:: Task instructions ::
Every line of the listing must be reproduced as it stands. Leave the images behind.

:: Record excerpts ::
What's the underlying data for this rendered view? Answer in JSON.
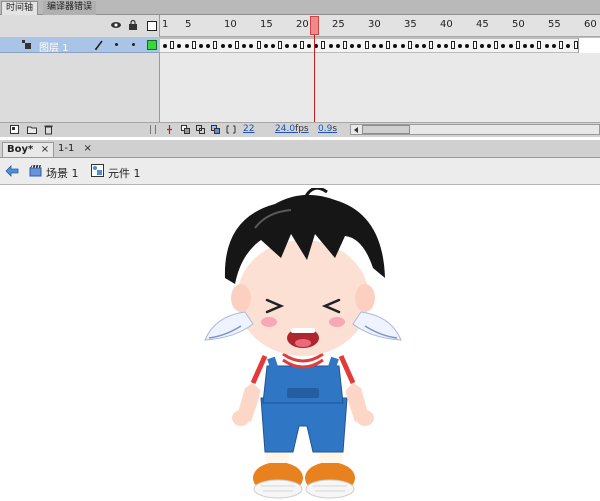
{
  "panel_tabs": [
    "时间轴",
    "编译器错误"
  ],
  "timeline": {
    "ruler_numbers": [
      "1",
      "5",
      "10",
      "15",
      "20",
      "25",
      "30",
      "35",
      "40",
      "45",
      "50",
      "55",
      "60"
    ],
    "layer_name": "图层 1",
    "current_frame": "22",
    "fps": "24.0",
    "fps_unit": "fps",
    "time": "0.9",
    "time_unit": "s"
  },
  "doc_tabs": [
    {
      "label": "Boy*",
      "close": "×"
    },
    {
      "label": "1-1",
      "close": "×"
    }
  ],
  "breadcrumb": {
    "scene": "场景 1",
    "symbol": "元件 1"
  },
  "colors": {
    "layer_highlight": "#a9c4e6",
    "playhead": "#c42020",
    "keyframe_box": "#39d839",
    "link": "#1d55b6"
  }
}
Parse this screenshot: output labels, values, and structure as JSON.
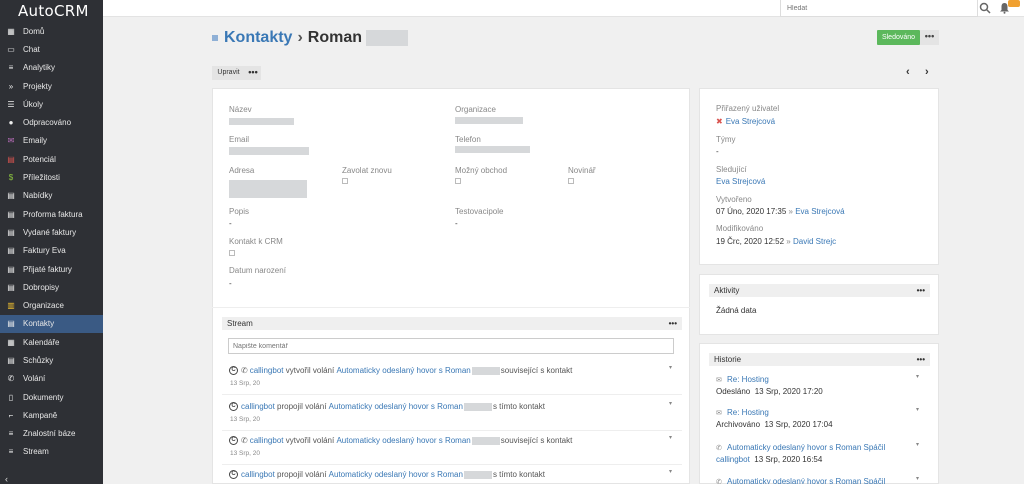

:: Worked solution ::
What's the underlying data for this rendered view? Answer in JSON.
{
  "panel_tabs": [
    "时间轴",
    "编译器错误"
  ],
  "timeline": {
    "ruler_numbers": [
      "1",
      "5",
      "10",
      "15",
      "20",
      "25",
      "30",
      "35",
      "40",
      "45",
      "50",
      "55",
      "60"
    ],
    "layer_name": "图层 1",
    "current_frame": "22",
    "fps": "24.0",
    "fps_unit": "fps",
    "time": "0.9",
    "time_unit": "s"
  },
  "doc_tabs": [
    {
      "label": "Boy*",
      "close": "×"
    },
    {
      "label": "1-1",
      "close": "×"
    }
  ],
  "breadcrumb": {
    "scene": "场景 1",
    "symbol": "元件 1"
  },
  "colors": {
    "layer_highlight": "#a9c4e6",
    "playhead": "#c42020",
    "keyframe_box": "#39d839",
    "link": "#1d55b6"
  }
}
Parse this screenshot: output labels, values, and structure as JSON.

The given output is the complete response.